[Written problem]
Review the listing and copy each line that holds the word "Imaginary".

----------

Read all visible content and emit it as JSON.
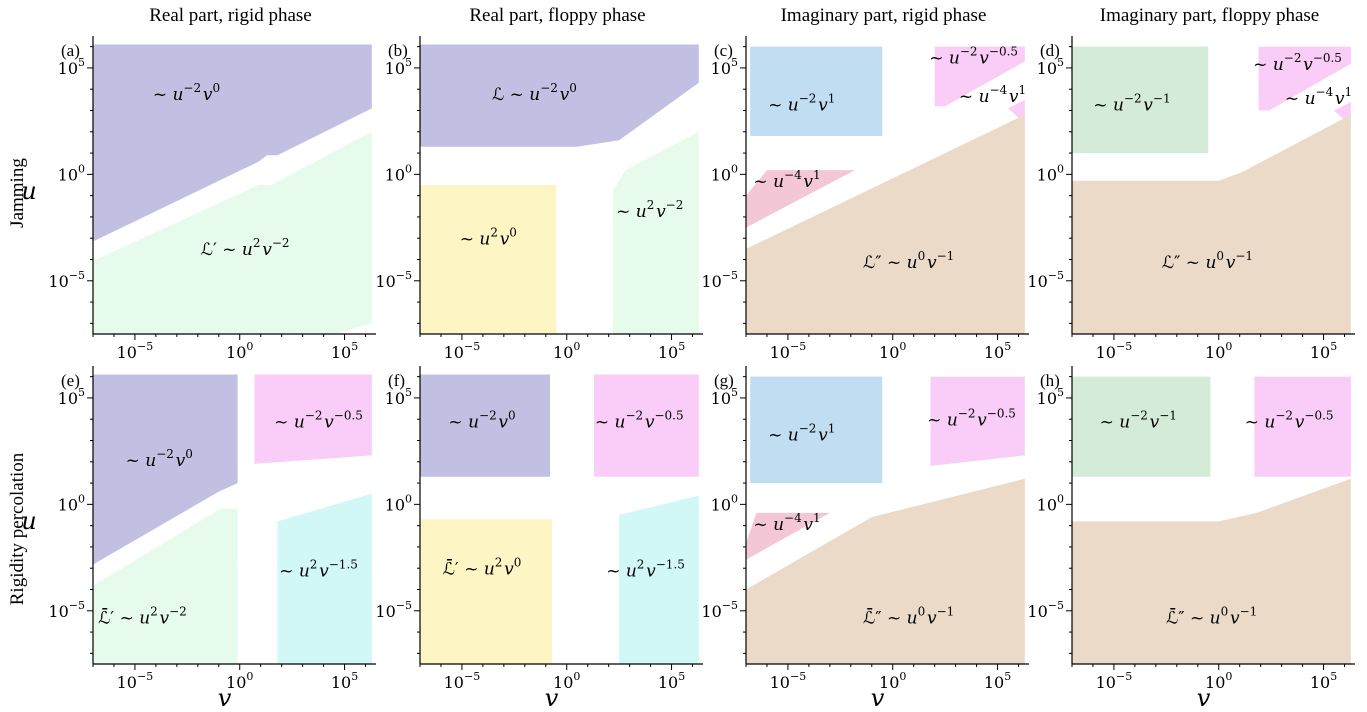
{
  "column_titles": [
    "Real part, rigid phase",
    "Real part, floppy phase",
    "Imaginary part, rigid phase",
    "Imaginary part, floppy phase"
  ],
  "row_labels": [
    "Jamming",
    "Rigidity percolation"
  ],
  "colors": {
    "purple": "#c2c0e2",
    "mint": "#e6fbeb",
    "yellow": "#fdf5c4",
    "pink": "#f9cdf7",
    "cyan": "#d1f7f7",
    "blue": "#c0ddf2",
    "rose": "#f3c7d5",
    "tan": "#ebdac7",
    "green": "#d4ecd7"
  },
  "chart_data": [
    {
      "type": "area",
      "panel": "(a)",
      "row": 0,
      "col": 0,
      "xlabel": "",
      "ylabel": "u",
      "xlim": [
        -7,
        6.5
      ],
      "ylim": [
        -7.5,
        6.5
      ],
      "scale": "log10",
      "x_ticks": [
        "10^-5",
        "10^0",
        "10^5"
      ],
      "y_ticks": [
        "10^5",
        "10^0",
        "10^-5"
      ],
      "regions": [
        {
          "color": "purple",
          "label": "~ u^{-2}v^{0}",
          "label_at": [
            -2.5,
            3.5
          ],
          "polygon": [
            [
              -7.3,
              6.1
            ],
            [
              6.3,
              6.1
            ],
            [
              6.3,
              3.1
            ],
            [
              1.8,
              0.9
            ],
            [
              1.3,
              0.9
            ],
            [
              0.9,
              0.6
            ],
            [
              -7.3,
              -3.3
            ]
          ]
        },
        {
          "color": "mint",
          "label": "ℒ′ ~ u^{2}v^{-2}",
          "label_at": [
            0.3,
            -3.8
          ],
          "polygon": [
            [
              6.3,
              2.0
            ],
            [
              1.5,
              -0.5
            ],
            [
              0.9,
              -0.5
            ],
            [
              -7.3,
              -4.2
            ],
            [
              -7.3,
              -7.5
            ],
            [
              4.5,
              -7.5
            ],
            [
              6.3,
              -7.0
            ]
          ]
        }
      ]
    },
    {
      "type": "area",
      "panel": "(b)",
      "row": 0,
      "col": 1,
      "xlabel": "",
      "ylabel": "",
      "xlim": [
        -7,
        6.5
      ],
      "ylim": [
        -7.5,
        6.5
      ],
      "scale": "log10",
      "x_ticks": [
        "10^-5",
        "10^0",
        "10^5"
      ],
      "y_ticks": [
        "10^5",
        "10^0",
        "10^-5"
      ],
      "regions": [
        {
          "color": "purple",
          "label": "ℒ ~ u^{-2}v^{0}",
          "label_at": [
            -1.5,
            3.5
          ],
          "polygon": [
            [
              -7.3,
              6.1
            ],
            [
              6.3,
              6.1
            ],
            [
              6.3,
              4.3
            ],
            [
              2.5,
              1.6
            ],
            [
              0.5,
              1.3
            ],
            [
              -7.3,
              1.3
            ]
          ]
        },
        {
          "color": "yellow",
          "label": "~ u^{2}v^{0}",
          "label_at": [
            -3.7,
            -3.3
          ],
          "polygon": [
            [
              -7.3,
              -0.5
            ],
            [
              -0.5,
              -0.5
            ],
            [
              -0.5,
              -7.5
            ],
            [
              -7.3,
              -7.5
            ]
          ]
        },
        {
          "color": "mint",
          "label": "~ u^{2}v^{-2}",
          "label_at": [
            4.0,
            -2.0
          ],
          "polygon": [
            [
              6.3,
              2.0
            ],
            [
              2.8,
              0.2
            ],
            [
              2.2,
              -0.8
            ],
            [
              2.2,
              -7.5
            ],
            [
              6.3,
              -7.5
            ]
          ]
        }
      ]
    },
    {
      "type": "area",
      "panel": "(c)",
      "row": 0,
      "col": 2,
      "xlabel": "",
      "ylabel": "",
      "xlim": [
        -7,
        6.5
      ],
      "ylim": [
        -7.5,
        6.5
      ],
      "scale": "log10",
      "x_ticks": [
        "10^-5",
        "10^0",
        "10^5"
      ],
      "y_ticks": [
        "10^5",
        "10^0",
        "10^-5"
      ],
      "regions": [
        {
          "color": "blue",
          "label": "~ u^{-2}v^{1}",
          "label_at": [
            -4.3,
            3.0
          ],
          "polygon": [
            [
              -6.8,
              6.0
            ],
            [
              -0.5,
              6.0
            ],
            [
              -0.5,
              1.8
            ],
            [
              -6.8,
              1.8
            ]
          ]
        },
        {
          "color": "pink",
          "label": "~ u^{-2}v^{-0.5}",
          "label_at": [
            3.9,
            5.2
          ],
          "polygon": [
            [
              2.0,
              6.0
            ],
            [
              6.3,
              6.0
            ],
            [
              6.3,
              5.3
            ],
            [
              2.5,
              3.2
            ],
            [
              2.0,
              3.2
            ]
          ]
        },
        {
          "color": "pink",
          "label": "~ u^{-4}v^{1}",
          "label_at": [
            4.8,
            3.4
          ],
          "polygon": [
            [
              5.5,
              3.1
            ],
            [
              6.3,
              3.5
            ],
            [
              6.3,
              2.4
            ]
          ]
        },
        {
          "color": "rose",
          "label": "~ u^{-4}v^{1}",
          "label_at": [
            -5.0,
            -0.6
          ],
          "polygon": [
            [
              -7.0,
              -1.0
            ],
            [
              -6.0,
              0.2
            ],
            [
              -1.8,
              0.2
            ],
            [
              -7.0,
              -2.5
            ]
          ]
        },
        {
          "color": "tan",
          "label": "ℒ″ ~ u^{0}v^{-1}",
          "label_at": [
            0.8,
            -4.4
          ],
          "polygon": [
            [
              -7.0,
              -3.5
            ],
            [
              6.3,
              2.8
            ],
            [
              6.3,
              -7.5
            ],
            [
              -7.0,
              -7.5
            ]
          ]
        }
      ]
    },
    {
      "type": "area",
      "panel": "(d)",
      "row": 0,
      "col": 3,
      "xlabel": "",
      "ylabel": "",
      "xlim": [
        -7,
        6.5
      ],
      "ylim": [
        -7.5,
        6.5
      ],
      "scale": "log10",
      "x_ticks": [
        "10^-5",
        "10^0",
        "10^5"
      ],
      "y_ticks": [
        "10^5",
        "10^0",
        "10^-5"
      ],
      "regions": [
        {
          "color": "green",
          "label": "~ u^{-2}v^{-1}",
          "label_at": [
            -4.1,
            3.0
          ],
          "polygon": [
            [
              -7.0,
              6.0
            ],
            [
              -0.5,
              6.0
            ],
            [
              -0.5,
              1.0
            ],
            [
              -7.0,
              1.0
            ]
          ]
        },
        {
          "color": "pink",
          "label": "~ u^{-2}v^{-0.5}",
          "label_at": [
            3.8,
            4.9
          ],
          "polygon": [
            [
              1.9,
              6.0
            ],
            [
              6.3,
              6.0
            ],
            [
              6.3,
              5.2
            ],
            [
              2.4,
              3.0
            ],
            [
              1.9,
              3.0
            ]
          ]
        },
        {
          "color": "pink",
          "label": "~ u^{-4}v^{1}",
          "label_at": [
            4.8,
            3.3
          ],
          "polygon": [
            [
              5.5,
              3.0
            ],
            [
              6.3,
              3.4
            ],
            [
              6.3,
              2.3
            ]
          ]
        },
        {
          "color": "tan",
          "label": "ℒ″ ~ u^{0}v^{-1}",
          "label_at": [
            -0.5,
            -4.4
          ],
          "polygon": [
            [
              -7.0,
              -0.3
            ],
            [
              0.0,
              -0.3
            ],
            [
              1.1,
              0.1
            ],
            [
              6.3,
              2.8
            ],
            [
              6.3,
              -7.5
            ],
            [
              -7.0,
              -7.5
            ]
          ]
        }
      ]
    },
    {
      "type": "area",
      "panel": "(e)",
      "row": 1,
      "col": 0,
      "xlabel": "v",
      "ylabel": "u",
      "xlim": [
        -7,
        6.5
      ],
      "ylim": [
        -7.5,
        6.5
      ],
      "scale": "log10",
      "x_ticks": [
        "10^-5",
        "10^0",
        "10^5"
      ],
      "y_ticks": [
        "10^5",
        "10^0",
        "10^-5"
      ],
      "regions": [
        {
          "color": "purple",
          "label": "~ u^{-2}v^{0}",
          "label_at": [
            -3.8,
            1.8
          ],
          "polygon": [
            [
              -7.3,
              6.1
            ],
            [
              -0.1,
              6.1
            ],
            [
              -0.1,
              1.0
            ],
            [
              -1.0,
              0.6
            ],
            [
              -7.3,
              -3.0
            ]
          ]
        },
        {
          "color": "pink",
          "label": "~ u^{-2}v^{-0.5}",
          "label_at": [
            3.8,
            3.6
          ],
          "polygon": [
            [
              0.7,
              6.1
            ],
            [
              6.3,
              6.1
            ],
            [
              6.3,
              2.3
            ],
            [
              0.7,
              1.9
            ]
          ]
        },
        {
          "color": "mint",
          "label": "ℒ̄′ ~ u^{2}v^{-2}",
          "label_at": [
            -4.6,
            -5.6
          ],
          "polygon": [
            [
              -7.3,
              -4.0
            ],
            [
              -0.9,
              -0.2
            ],
            [
              -0.1,
              -0.2
            ],
            [
              -0.1,
              -7.5
            ],
            [
              -7.3,
              -7.5
            ]
          ]
        },
        {
          "color": "cyan",
          "label": "~ u^{2}v^{-1.5}",
          "label_at": [
            3.8,
            -3.4
          ],
          "polygon": [
            [
              1.8,
              -0.8
            ],
            [
              6.3,
              0.5
            ],
            [
              6.3,
              -7.5
            ],
            [
              1.8,
              -7.5
            ]
          ]
        }
      ]
    },
    {
      "type": "area",
      "panel": "(f)",
      "row": 1,
      "col": 1,
      "xlabel": "v",
      "ylabel": "",
      "xlim": [
        -7,
        6.5
      ],
      "ylim": [
        -7.5,
        6.5
      ],
      "scale": "log10",
      "x_ticks": [
        "10^-5",
        "10^0",
        "10^5"
      ],
      "y_ticks": [
        "10^5",
        "10^0",
        "10^-5"
      ],
      "regions": [
        {
          "color": "purple",
          "label": "~ u^{-2}v^{0}",
          "label_at": [
            -4.0,
            3.6
          ],
          "polygon": [
            [
              -7.3,
              6.1
            ],
            [
              -0.8,
              6.1
            ],
            [
              -0.8,
              1.3
            ],
            [
              -7.3,
              1.3
            ]
          ]
        },
        {
          "color": "pink",
          "label": "~ u^{-2}v^{-0.5}",
          "label_at": [
            3.5,
            3.6
          ],
          "polygon": [
            [
              1.3,
              6.1
            ],
            [
              6.3,
              6.1
            ],
            [
              6.3,
              1.3
            ],
            [
              1.3,
              1.3
            ]
          ]
        },
        {
          "color": "yellow",
          "label": "ℒ̄′ ~ u^{2}v^{0}",
          "label_at": [
            -4.0,
            -3.3
          ],
          "polygon": [
            [
              -7.3,
              -0.7
            ],
            [
              -0.7,
              -0.7
            ],
            [
              -0.7,
              -7.5
            ],
            [
              -7.3,
              -7.5
            ]
          ]
        },
        {
          "color": "cyan",
          "label": "~ u^{2}v^{-1.5}",
          "label_at": [
            3.8,
            -3.4
          ],
          "polygon": [
            [
              2.5,
              -0.5
            ],
            [
              6.3,
              0.4
            ],
            [
              6.3,
              -7.5
            ],
            [
              2.5,
              -7.5
            ]
          ]
        }
      ]
    },
    {
      "type": "area",
      "panel": "(g)",
      "row": 1,
      "col": 2,
      "xlabel": "v",
      "ylabel": "",
      "xlim": [
        -7,
        6.5
      ],
      "ylim": [
        -7.5,
        6.5
      ],
      "scale": "log10",
      "x_ticks": [
        "10^-5",
        "10^0",
        "10^5"
      ],
      "y_ticks": [
        "10^5",
        "10^0",
        "10^-5"
      ],
      "regions": [
        {
          "color": "blue",
          "label": "~ u^{-2}v^{1}",
          "label_at": [
            -4.3,
            3.0
          ],
          "polygon": [
            [
              -6.8,
              6.0
            ],
            [
              -0.5,
              6.0
            ],
            [
              -0.5,
              1.0
            ],
            [
              -6.8,
              1.0
            ]
          ]
        },
        {
          "color": "pink",
          "label": "~ u^{-2}v^{-0.5}",
          "label_at": [
            3.8,
            3.7
          ],
          "polygon": [
            [
              1.8,
              6.0
            ],
            [
              6.3,
              6.0
            ],
            [
              6.3,
              2.3
            ],
            [
              1.8,
              1.8
            ]
          ]
        },
        {
          "color": "rose",
          "label": "~ u^{-4}v^{1}",
          "label_at": [
            -5.0,
            -1.2
          ],
          "polygon": [
            [
              -7.0,
              -1.8
            ],
            [
              -6.5,
              -0.4
            ],
            [
              -3.0,
              -0.4
            ],
            [
              -7.0,
              -2.6
            ]
          ]
        },
        {
          "color": "tan",
          "label": "ℒ̄″ ~ u^{0}v^{-1}",
          "label_at": [
            0.8,
            -5.6
          ],
          "polygon": [
            [
              -7.0,
              -4.0
            ],
            [
              -1.0,
              -0.6
            ],
            [
              6.3,
              1.2
            ],
            [
              6.3,
              -7.5
            ],
            [
              -7.0,
              -7.5
            ]
          ]
        }
      ]
    },
    {
      "type": "area",
      "panel": "(h)",
      "row": 1,
      "col": 3,
      "xlabel": "v",
      "ylabel": "",
      "xlim": [
        -7,
        6.5
      ],
      "ylim": [
        -7.5,
        6.5
      ],
      "scale": "log10",
      "x_ticks": [
        "10^-5",
        "10^0",
        "10^5"
      ],
      "y_ticks": [
        "10^5",
        "10^0",
        "10^-5"
      ],
      "regions": [
        {
          "color": "green",
          "label": "~ u^{-2}v^{-1}",
          "label_at": [
            -3.8,
            3.6
          ],
          "polygon": [
            [
              -7.0,
              6.0
            ],
            [
              -0.4,
              6.0
            ],
            [
              -0.4,
              1.3
            ],
            [
              -7.0,
              1.3
            ]
          ]
        },
        {
          "color": "pink",
          "label": "~ u^{-2}v^{-0.5}",
          "label_at": [
            3.4,
            3.6
          ],
          "polygon": [
            [
              1.7,
              6.0
            ],
            [
              6.3,
              6.0
            ],
            [
              6.3,
              1.3
            ],
            [
              1.7,
              1.3
            ]
          ]
        },
        {
          "color": "tan",
          "label": "ℒ̄″ ~ u^{0}v^{-1}",
          "label_at": [
            -0.3,
            -5.6
          ],
          "polygon": [
            [
              -7.0,
              -0.8
            ],
            [
              0.0,
              -0.8
            ],
            [
              1.8,
              -0.4
            ],
            [
              6.3,
              1.2
            ],
            [
              6.3,
              -7.5
            ],
            [
              -7.0,
              -7.5
            ]
          ]
        }
      ]
    }
  ]
}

----------

[Full response]
    "Imaginary part, rigid phase",
    "Imaginary part, floppy phase"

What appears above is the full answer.